Nothing but the lines from the one containing "Extract all the data from this chart as JSON." through the last line should be written out, please, exactly as they stand.

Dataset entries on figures
— start —

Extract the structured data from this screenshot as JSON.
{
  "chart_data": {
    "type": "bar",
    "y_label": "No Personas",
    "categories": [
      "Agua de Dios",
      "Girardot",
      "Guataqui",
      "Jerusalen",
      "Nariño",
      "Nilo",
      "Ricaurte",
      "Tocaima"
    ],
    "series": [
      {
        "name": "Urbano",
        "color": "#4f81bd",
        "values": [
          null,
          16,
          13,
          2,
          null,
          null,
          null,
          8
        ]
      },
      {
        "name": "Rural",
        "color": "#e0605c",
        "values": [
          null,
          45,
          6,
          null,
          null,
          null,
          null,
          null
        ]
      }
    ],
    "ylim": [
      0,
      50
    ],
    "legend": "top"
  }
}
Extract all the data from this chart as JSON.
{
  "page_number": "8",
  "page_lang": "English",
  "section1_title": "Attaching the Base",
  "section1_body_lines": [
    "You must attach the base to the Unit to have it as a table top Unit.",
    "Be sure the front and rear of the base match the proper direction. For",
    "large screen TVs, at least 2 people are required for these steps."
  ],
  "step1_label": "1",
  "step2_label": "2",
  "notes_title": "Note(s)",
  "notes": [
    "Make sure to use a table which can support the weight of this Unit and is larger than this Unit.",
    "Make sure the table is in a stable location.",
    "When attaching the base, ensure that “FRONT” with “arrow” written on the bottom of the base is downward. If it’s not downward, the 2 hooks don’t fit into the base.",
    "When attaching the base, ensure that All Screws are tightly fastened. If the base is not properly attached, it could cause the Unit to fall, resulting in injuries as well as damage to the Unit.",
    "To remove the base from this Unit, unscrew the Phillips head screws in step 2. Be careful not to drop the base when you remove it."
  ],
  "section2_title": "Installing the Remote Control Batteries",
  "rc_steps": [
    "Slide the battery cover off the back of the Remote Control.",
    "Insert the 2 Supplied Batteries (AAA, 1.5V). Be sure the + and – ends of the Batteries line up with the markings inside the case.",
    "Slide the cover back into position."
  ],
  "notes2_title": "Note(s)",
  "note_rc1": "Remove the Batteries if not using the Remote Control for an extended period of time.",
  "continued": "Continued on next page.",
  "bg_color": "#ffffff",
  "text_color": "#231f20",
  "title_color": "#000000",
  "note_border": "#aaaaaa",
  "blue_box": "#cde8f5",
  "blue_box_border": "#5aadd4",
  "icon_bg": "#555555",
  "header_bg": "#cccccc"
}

— end —

▶ OUTPUT OF THE TASK:
Extract all the data from this chart as JSON.
{
  "page_number": "8",
  "page_lang": "English",
  "section1_title": "Attaching the Base",
  "section1_body_lines": [
    "You must attach the base to the Unit to have it as a table top Unit.",
    "Be sure the front and rear of the base match the proper direction. For",
    "large screen TVs, at least 2 people are required for these steps."
  ],
  "step1_label": "1",
  "step2_label": "2",
  "notes_title": "Note(s)",
  "notes": [
    "Make sure to use a table which can support the weight of this Unit and is larger than this Unit.",
    "Make sure the table is in a stable location.",
    "When attaching the base, ensure that “FRONT” with “arrow” written on the bottom of the base is downward. If it’s not downward, the 2 hooks don’t fit into the base.",
    "When attaching the base, ensure that All Screws are tightly fastened. If the base is not properly attached, it could cause the Unit to fall, resulting in injuries as well as damage to the Unit.",
    "To remove the base from this Unit, unscrew the Phillips head screws in step 2. Be careful not to drop the base when you remove it."
  ],
  "section2_title": "Installing the Remote Control Batteries",
  "rc_steps": [
    "Slide the battery cover off the back of the Remote Control.",
    "Insert the 2 Supplied Batteries (AAA, 1.5V). Be sure the + and – ends of the Batteries line up with the markings inside the case.",
    "Slide the cover back into position."
  ],
  "notes2_title": "Note(s)",
  "note_rc1": "Remove the Batteries if not using the Remote Control for an extended period of time.",
  "continued": "Continued on next page.",
  "bg_color": "#ffffff",
  "text_color": "#231f20",
  "title_color": "#000000",
  "note_border": "#aaaaaa",
  "blue_box": "#cde8f5",
  "blue_box_border": "#5aadd4",
  "icon_bg": "#555555",
  "header_bg": "#cccccc"
}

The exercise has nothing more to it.